Region annotation listing

===============

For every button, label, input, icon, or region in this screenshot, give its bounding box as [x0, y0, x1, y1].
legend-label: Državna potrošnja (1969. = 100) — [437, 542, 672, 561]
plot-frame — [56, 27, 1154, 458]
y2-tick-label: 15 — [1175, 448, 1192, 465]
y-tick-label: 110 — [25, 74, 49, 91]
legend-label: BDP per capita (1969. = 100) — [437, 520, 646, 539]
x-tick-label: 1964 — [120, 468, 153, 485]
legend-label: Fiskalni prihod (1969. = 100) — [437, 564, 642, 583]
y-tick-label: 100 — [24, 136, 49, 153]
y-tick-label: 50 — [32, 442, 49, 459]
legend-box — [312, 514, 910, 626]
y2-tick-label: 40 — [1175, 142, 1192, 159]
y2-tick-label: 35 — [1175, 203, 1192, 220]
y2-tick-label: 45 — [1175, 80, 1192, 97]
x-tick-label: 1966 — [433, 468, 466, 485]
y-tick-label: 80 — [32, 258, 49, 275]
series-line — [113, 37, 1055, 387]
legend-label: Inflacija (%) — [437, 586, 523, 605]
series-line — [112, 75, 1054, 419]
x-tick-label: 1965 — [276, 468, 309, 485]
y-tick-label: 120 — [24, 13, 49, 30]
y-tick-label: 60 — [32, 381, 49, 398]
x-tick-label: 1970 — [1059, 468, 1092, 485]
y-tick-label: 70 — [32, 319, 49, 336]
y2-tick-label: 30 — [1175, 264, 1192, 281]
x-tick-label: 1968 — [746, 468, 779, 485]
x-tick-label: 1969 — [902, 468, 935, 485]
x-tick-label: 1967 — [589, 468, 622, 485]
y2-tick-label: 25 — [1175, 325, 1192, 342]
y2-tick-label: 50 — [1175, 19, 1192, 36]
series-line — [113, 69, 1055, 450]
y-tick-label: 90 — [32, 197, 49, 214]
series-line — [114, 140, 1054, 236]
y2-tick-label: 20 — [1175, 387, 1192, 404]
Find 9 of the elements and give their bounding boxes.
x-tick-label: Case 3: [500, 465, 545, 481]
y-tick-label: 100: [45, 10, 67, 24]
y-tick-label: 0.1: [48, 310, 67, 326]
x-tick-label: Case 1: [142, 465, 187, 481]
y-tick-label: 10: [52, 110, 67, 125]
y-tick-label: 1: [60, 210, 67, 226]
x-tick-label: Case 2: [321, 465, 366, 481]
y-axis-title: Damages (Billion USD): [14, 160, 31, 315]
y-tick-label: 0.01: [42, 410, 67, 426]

===============

## GOAL OF THE EXERCISE:
Write out the entire listing above again, line for line, keeping every character unchanged.

## RESPONSE BELOW:
For every button, label, input, icon, or region in this screenshot, give its bounding box as [x0, y0, x1, y1].
legend-label: Državna potrošnja (1969. = 100) — [437, 542, 672, 561]
plot-frame — [56, 27, 1154, 458]
y2-tick-label: 15 — [1175, 448, 1192, 465]
y-tick-label: 110 — [25, 74, 49, 91]
legend-label: BDP per capita (1969. = 100) — [437, 520, 646, 539]
x-tick-label: 1964 — [120, 468, 153, 485]
legend-label: Fiskalni prihod (1969. = 100) — [437, 564, 642, 583]
y-tick-label: 100 — [24, 136, 49, 153]
y-tick-label: 50 — [32, 442, 49, 459]
legend-box — [312, 514, 910, 626]
y2-tick-label: 40 — [1175, 142, 1192, 159]
y2-tick-label: 35 — [1175, 203, 1192, 220]
y2-tick-label: 45 — [1175, 80, 1192, 97]
x-tick-label: 1966 — [433, 468, 466, 485]
y-tick-label: 80 — [32, 258, 49, 275]
series-line — [113, 37, 1055, 387]
legend-label: Inflacija (%) — [437, 586, 523, 605]
series-line — [112, 75, 1054, 419]
x-tick-label: 1965 — [276, 468, 309, 485]
y-tick-label: 120 — [24, 13, 49, 30]
y-tick-label: 60 — [32, 381, 49, 398]
x-tick-label: 1970 — [1059, 468, 1092, 485]
y-tick-label: 70 — [32, 319, 49, 336]
y2-tick-label: 30 — [1175, 264, 1192, 281]
x-tick-label: 1968 — [746, 468, 779, 485]
x-tick-label: 1969 — [902, 468, 935, 485]
x-tick-label: 1967 — [589, 468, 622, 485]
y2-tick-label: 25 — [1175, 325, 1192, 342]
y2-tick-label: 50 — [1175, 19, 1192, 36]
series-line — [113, 69, 1055, 450]
y-tick-label: 90 — [32, 197, 49, 214]
series-line — [114, 140, 1054, 236]
y2-tick-label: 20 — [1175, 387, 1192, 404]
Find 9 of the elements and give their bounding boxes.
x-tick-label: Case 3: [500, 465, 545, 481]
y-tick-label: 100: [45, 10, 67, 24]
y-tick-label: 0.1: [48, 310, 67, 326]
x-tick-label: Case 1: [142, 465, 187, 481]
y-tick-label: 10: [52, 110, 67, 125]
y-tick-label: 1: [60, 210, 67, 226]
x-tick-label: Case 2: [321, 465, 366, 481]
y-axis-title: Damages (Billion USD): [14, 160, 31, 315]
y-tick-label: 0.01: [42, 410, 67, 426]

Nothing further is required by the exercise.